> **Written instruction**
Pull every line that holds the word "title" from the entries.

> **Raw data**
★ ★ ★

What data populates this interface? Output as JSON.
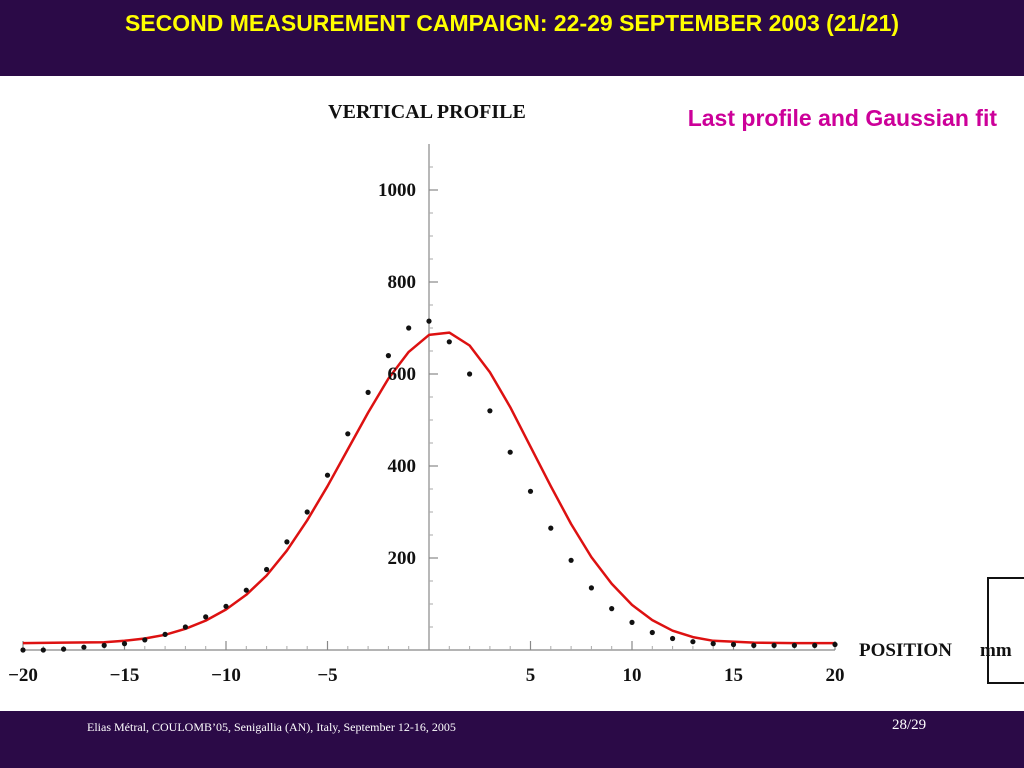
{
  "slide": {
    "title": "SECOND MEASUREMENT CAMPAIGN: 22-29 SEPTEMBER 2003 (21/21)",
    "footer_text": "Elias Métral, COULOMB’05, Senigallia (AN), Italy, September 12-16, 2005",
    "page_number": "28/29"
  },
  "colors": {
    "band": "#2b0a47",
    "title": "#ffff00",
    "annotation": "#cc0099",
    "fit_line": "#dd1111",
    "points": "#111111"
  },
  "chart_data": {
    "type": "scatter",
    "title": "VERTICAL  PROFILE",
    "annotation": "Last profile and Gaussian fit",
    "xlabel": "POSITION",
    "xunit": "mm",
    "ylabel": "",
    "xlim": [
      -20,
      20
    ],
    "ylim": [
      0,
      1100
    ],
    "x_ticks": [
      -20,
      -15,
      -10,
      -5,
      5,
      10,
      15,
      20
    ],
    "x_tick_labels": [
      "−20",
      "−15",
      "−10",
      "−5",
      "5",
      "10",
      "15",
      "20"
    ],
    "y_ticks": [
      200,
      400,
      600,
      800,
      1000
    ],
    "y_tick_labels": [
      "200",
      "400",
      "600",
      "800",
      "1000"
    ],
    "series": [
      {
        "kind": "scatter",
        "x": [
          -20,
          -19,
          -18,
          -17,
          -16,
          -15,
          -14,
          -13,
          -12,
          -11,
          -10,
          -9,
          -8,
          -7,
          -6,
          -5,
          -4,
          -3,
          -2,
          -1,
          0,
          1,
          2,
          3,
          4,
          5,
          6,
          7,
          8,
          9,
          10,
          11,
          12,
          13,
          14,
          15,
          16,
          17,
          18,
          19,
          20
        ],
        "values": [
          0,
          0,
          2,
          6,
          10,
          14,
          22,
          34,
          50,
          72,
          95,
          130,
          175,
          235,
          300,
          380,
          470,
          560,
          640,
          700,
          715,
          670,
          600,
          520,
          430,
          345,
          265,
          195,
          135,
          90,
          60,
          38,
          25,
          18,
          14,
          12,
          10,
          10,
          10,
          10,
          12
        ]
      },
      {
        "kind": "line",
        "x": [
          -20,
          -18,
          -16,
          -15,
          -14,
          -13,
          -12,
          -11,
          -10,
          -9,
          -8,
          -7,
          -6,
          -5,
          -4,
          -3,
          -2,
          -1,
          0,
          1,
          2,
          3,
          4,
          5,
          6,
          7,
          8,
          9,
          10,
          11,
          12,
          13,
          14,
          16,
          18,
          20
        ],
        "values": [
          15,
          16,
          17,
          20,
          25,
          33,
          46,
          64,
          88,
          120,
          162,
          216,
          282,
          356,
          436,
          516,
          590,
          648,
          685,
          690,
          662,
          604,
          528,
          442,
          356,
          274,
          202,
          144,
          98,
          65,
          42,
          28,
          20,
          16,
          15,
          15
        ]
      }
    ],
    "grid": false
  }
}
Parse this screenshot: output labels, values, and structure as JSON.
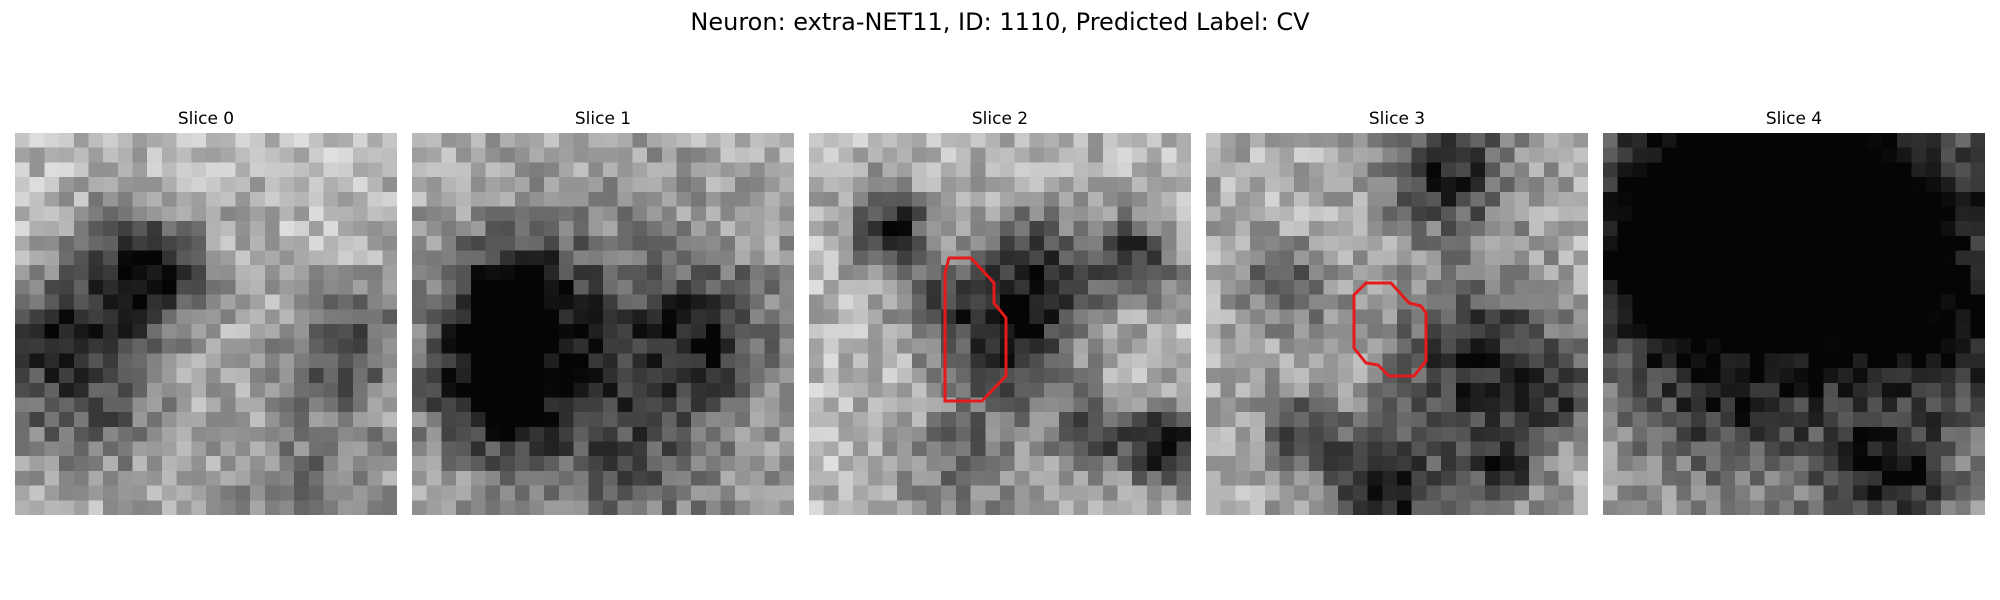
{
  "figure": {
    "title": "Neuron: extra-NET11, ID: 1110, Predicted Label: CV"
  },
  "slices": [
    {
      "label": "Slice 0",
      "has_roi": false
    },
    {
      "label": "Slice 1",
      "has_roi": false
    },
    {
      "label": "Slice 2",
      "has_roi": true
    },
    {
      "label": "Slice 3",
      "has_roi": true
    },
    {
      "label": "Slice 4",
      "has_roi": false
    }
  ],
  "colors": {
    "roi_outline": "#e41a1c",
    "colormap": "grayscale"
  }
}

★ ★ ★

> **Solution for this exercise**
    "title": "SECOND MEASUREMENT CAMPAIGN: 22-29 SEPTEMBER 2003 (21/21)",
    "title": "#ffff00",
    "title": "VERTICAL  PROFILE",
    "title": "Neuron: extra-NET11, ID: 1110, Predicted Label: CV"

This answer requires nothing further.